Supplied records:
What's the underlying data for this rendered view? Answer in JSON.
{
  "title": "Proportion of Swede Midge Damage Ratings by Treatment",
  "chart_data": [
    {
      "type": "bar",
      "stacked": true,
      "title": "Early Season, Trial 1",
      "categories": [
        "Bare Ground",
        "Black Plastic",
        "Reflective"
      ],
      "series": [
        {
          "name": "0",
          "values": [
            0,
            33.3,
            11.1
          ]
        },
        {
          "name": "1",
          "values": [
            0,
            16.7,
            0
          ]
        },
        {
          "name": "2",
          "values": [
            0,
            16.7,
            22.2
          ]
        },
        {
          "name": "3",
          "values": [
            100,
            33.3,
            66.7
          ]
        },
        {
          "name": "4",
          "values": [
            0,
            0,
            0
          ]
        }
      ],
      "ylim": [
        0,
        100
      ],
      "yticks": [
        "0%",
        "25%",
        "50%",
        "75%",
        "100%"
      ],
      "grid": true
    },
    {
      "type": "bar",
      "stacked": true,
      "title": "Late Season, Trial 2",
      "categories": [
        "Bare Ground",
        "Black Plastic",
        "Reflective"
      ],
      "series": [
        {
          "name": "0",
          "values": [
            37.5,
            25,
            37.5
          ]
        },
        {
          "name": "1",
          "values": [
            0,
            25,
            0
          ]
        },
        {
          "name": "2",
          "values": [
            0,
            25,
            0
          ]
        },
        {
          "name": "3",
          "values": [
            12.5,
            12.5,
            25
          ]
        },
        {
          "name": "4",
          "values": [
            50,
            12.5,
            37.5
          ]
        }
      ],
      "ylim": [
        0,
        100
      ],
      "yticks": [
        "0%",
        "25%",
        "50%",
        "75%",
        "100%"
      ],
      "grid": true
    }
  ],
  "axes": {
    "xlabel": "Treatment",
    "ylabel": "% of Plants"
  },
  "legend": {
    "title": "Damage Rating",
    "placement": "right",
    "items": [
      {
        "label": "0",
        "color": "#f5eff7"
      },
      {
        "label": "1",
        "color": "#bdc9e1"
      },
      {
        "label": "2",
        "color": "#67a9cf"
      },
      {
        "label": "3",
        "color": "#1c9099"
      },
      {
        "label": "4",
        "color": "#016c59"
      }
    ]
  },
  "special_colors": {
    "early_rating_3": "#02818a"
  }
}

Instruction: Print the material verbatim, all of it.

Exercise solution:
What's the underlying data for this rendered view? Answer in JSON.
{
  "title": "Proportion of Swede Midge Damage Ratings by Treatment",
  "chart_data": [
    {
      "type": "bar",
      "stacked": true,
      "title": "Early Season, Trial 1",
      "categories": [
        "Bare Ground",
        "Black Plastic",
        "Reflective"
      ],
      "series": [
        {
          "name": "0",
          "values": [
            0,
            33.3,
            11.1
          ]
        },
        {
          "name": "1",
          "values": [
            0,
            16.7,
            0
          ]
        },
        {
          "name": "2",
          "values": [
            0,
            16.7,
            22.2
          ]
        },
        {
          "name": "3",
          "values": [
            100,
            33.3,
            66.7
          ]
        },
        {
          "name": "4",
          "values": [
            0,
            0,
            0
          ]
        }
      ],
      "ylim": [
        0,
        100
      ],
      "yticks": [
        "0%",
        "25%",
        "50%",
        "75%",
        "100%"
      ],
      "grid": true
    },
    {
      "type": "bar",
      "stacked": true,
      "title": "Late Season, Trial 2",
      "categories": [
        "Bare Ground",
        "Black Plastic",
        "Reflective"
      ],
      "series": [
        {
          "name": "0",
          "values": [
            37.5,
            25,
            37.5
          ]
        },
        {
          "name": "1",
          "values": [
            0,
            25,
            0
          ]
        },
        {
          "name": "2",
          "values": [
            0,
            25,
            0
          ]
        },
        {
          "name": "3",
          "values": [
            12.5,
            12.5,
            25
          ]
        },
        {
          "name": "4",
          "values": [
            50,
            12.5,
            37.5
          ]
        }
      ],
      "ylim": [
        0,
        100
      ],
      "yticks": [
        "0%",
        "25%",
        "50%",
        "75%",
        "100%"
      ],
      "grid": true
    }
  ],
  "axes": {
    "xlabel": "Treatment",
    "ylabel": "% of Plants"
  },
  "legend": {
    "title": "Damage Rating",
    "placement": "right",
    "items": [
      {
        "label": "0",
        "color": "#f5eff7"
      },
      {
        "label": "1",
        "color": "#bdc9e1"
      },
      {
        "label": "2",
        "color": "#67a9cf"
      },
      {
        "label": "3",
        "color": "#1c9099"
      },
      {
        "label": "4",
        "color": "#016c59"
      }
    ]
  },
  "special_colors": {
    "early_rating_3": "#02818a"
  }
}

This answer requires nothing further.